• _WRITTEN EXERCISE_
Write out every line of the material exactly as it appears.

• _DATA SUPPLIED_
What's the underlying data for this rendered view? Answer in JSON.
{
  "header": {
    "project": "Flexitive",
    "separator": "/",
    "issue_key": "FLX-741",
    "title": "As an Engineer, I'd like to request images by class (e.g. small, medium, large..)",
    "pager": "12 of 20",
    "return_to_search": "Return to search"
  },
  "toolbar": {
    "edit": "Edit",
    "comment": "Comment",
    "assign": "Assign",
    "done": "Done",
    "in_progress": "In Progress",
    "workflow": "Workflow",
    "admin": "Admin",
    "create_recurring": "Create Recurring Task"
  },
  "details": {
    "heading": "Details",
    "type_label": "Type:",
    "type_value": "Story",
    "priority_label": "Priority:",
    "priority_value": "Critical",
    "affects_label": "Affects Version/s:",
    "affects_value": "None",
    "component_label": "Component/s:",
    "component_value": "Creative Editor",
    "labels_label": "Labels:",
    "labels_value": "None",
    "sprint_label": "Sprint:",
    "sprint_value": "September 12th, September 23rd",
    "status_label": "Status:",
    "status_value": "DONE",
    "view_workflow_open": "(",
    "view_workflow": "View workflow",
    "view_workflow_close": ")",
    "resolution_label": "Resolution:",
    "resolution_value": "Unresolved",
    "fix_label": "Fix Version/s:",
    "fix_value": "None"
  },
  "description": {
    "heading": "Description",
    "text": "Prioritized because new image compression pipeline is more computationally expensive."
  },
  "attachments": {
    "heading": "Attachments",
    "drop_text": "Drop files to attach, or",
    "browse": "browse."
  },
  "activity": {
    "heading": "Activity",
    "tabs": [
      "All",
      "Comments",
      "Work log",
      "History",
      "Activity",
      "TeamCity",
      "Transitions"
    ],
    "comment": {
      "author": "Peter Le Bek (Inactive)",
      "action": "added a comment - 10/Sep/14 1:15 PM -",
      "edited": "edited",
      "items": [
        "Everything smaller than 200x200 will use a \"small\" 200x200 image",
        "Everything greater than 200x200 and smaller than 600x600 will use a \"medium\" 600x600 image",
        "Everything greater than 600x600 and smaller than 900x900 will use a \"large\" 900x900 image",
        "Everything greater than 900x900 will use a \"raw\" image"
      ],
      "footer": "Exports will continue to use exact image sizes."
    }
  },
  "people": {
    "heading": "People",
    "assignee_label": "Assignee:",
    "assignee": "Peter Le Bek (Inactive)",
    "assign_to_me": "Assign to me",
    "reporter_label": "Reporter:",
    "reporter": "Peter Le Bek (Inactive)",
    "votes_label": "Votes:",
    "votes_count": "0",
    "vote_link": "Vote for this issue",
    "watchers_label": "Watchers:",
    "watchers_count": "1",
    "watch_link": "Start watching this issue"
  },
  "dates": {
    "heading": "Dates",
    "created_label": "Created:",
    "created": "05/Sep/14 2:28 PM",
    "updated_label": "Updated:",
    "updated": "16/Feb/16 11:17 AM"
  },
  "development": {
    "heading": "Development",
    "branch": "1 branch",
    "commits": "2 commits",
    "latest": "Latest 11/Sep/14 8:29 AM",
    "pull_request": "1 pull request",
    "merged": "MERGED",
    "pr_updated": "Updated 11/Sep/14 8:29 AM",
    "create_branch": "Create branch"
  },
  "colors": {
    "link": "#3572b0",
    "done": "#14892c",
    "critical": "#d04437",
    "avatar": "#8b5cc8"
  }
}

• _CORRECT ANSWER_
What's the underlying data for this rendered view? Answer in JSON.
{
  "header": {
    "project": "Flexitive",
    "separator": "/",
    "issue_key": "FLX-741",
    "title": "As an Engineer, I'd like to request images by class (e.g. small, medium, large..)",
    "pager": "12 of 20",
    "return_to_search": "Return to search"
  },
  "toolbar": {
    "edit": "Edit",
    "comment": "Comment",
    "assign": "Assign",
    "done": "Done",
    "in_progress": "In Progress",
    "workflow": "Workflow",
    "admin": "Admin",
    "create_recurring": "Create Recurring Task"
  },
  "details": {
    "heading": "Details",
    "type_label": "Type:",
    "type_value": "Story",
    "priority_label": "Priority:",
    "priority_value": "Critical",
    "affects_label": "Affects Version/s:",
    "affects_value": "None",
    "component_label": "Component/s:",
    "component_value": "Creative Editor",
    "labels_label": "Labels:",
    "labels_value": "None",
    "sprint_label": "Sprint:",
    "sprint_value": "September 12th, September 23rd",
    "status_label": "Status:",
    "status_value": "DONE",
    "view_workflow_open": "(",
    "view_workflow": "View workflow",
    "view_workflow_close": ")",
    "resolution_label": "Resolution:",
    "resolution_value": "Unresolved",
    "fix_label": "Fix Version/s:",
    "fix_value": "None"
  },
  "description": {
    "heading": "Description",
    "text": "Prioritized because new image compression pipeline is more computationally expensive."
  },
  "attachments": {
    "heading": "Attachments",
    "drop_text": "Drop files to attach, or",
    "browse": "browse."
  },
  "activity": {
    "heading": "Activity",
    "tabs": [
      "All",
      "Comments",
      "Work log",
      "History",
      "Activity",
      "TeamCity",
      "Transitions"
    ],
    "comment": {
      "author": "Peter Le Bek (Inactive)",
      "action": "added a comment - 10/Sep/14 1:15 PM -",
      "edited": "edited",
      "items": [
        "Everything smaller than 200x200 will use a \"small\" 200x200 image",
        "Everything greater than 200x200 and smaller than 600x600 will use a \"medium\" 600x600 image",
        "Everything greater than 600x600 and smaller than 900x900 will use a \"large\" 900x900 image",
        "Everything greater than 900x900 will use a \"raw\" image"
      ],
      "footer": "Exports will continue to use exact image sizes."
    }
  },
  "people": {
    "heading": "People",
    "assignee_label": "Assignee:",
    "assignee": "Peter Le Bek (Inactive)",
    "assign_to_me": "Assign to me",
    "reporter_label": "Reporter:",
    "reporter": "Peter Le Bek (Inactive)",
    "votes_label": "Votes:",
    "votes_count": "0",
    "vote_link": "Vote for this issue",
    "watchers_label": "Watchers:",
    "watchers_count": "1",
    "watch_link": "Start watching this issue"
  },
  "dates": {
    "heading": "Dates",
    "created_label": "Created:",
    "created": "05/Sep/14 2:28 PM",
    "updated_label": "Updated:",
    "updated": "16/Feb/16 11:17 AM"
  },
  "development": {
    "heading": "Development",
    "branch": "1 branch",
    "commits": "2 commits",
    "latest": "Latest 11/Sep/14 8:29 AM",
    "pull_request": "1 pull request",
    "merged": "MERGED",
    "pr_updated": "Updated 11/Sep/14 8:29 AM",
    "create_branch": "Create branch"
  },
  "colors": {
    "link": "#3572b0",
    "done": "#14892c",
    "critical": "#d04437",
    "avatar": "#8b5cc8"
  }
}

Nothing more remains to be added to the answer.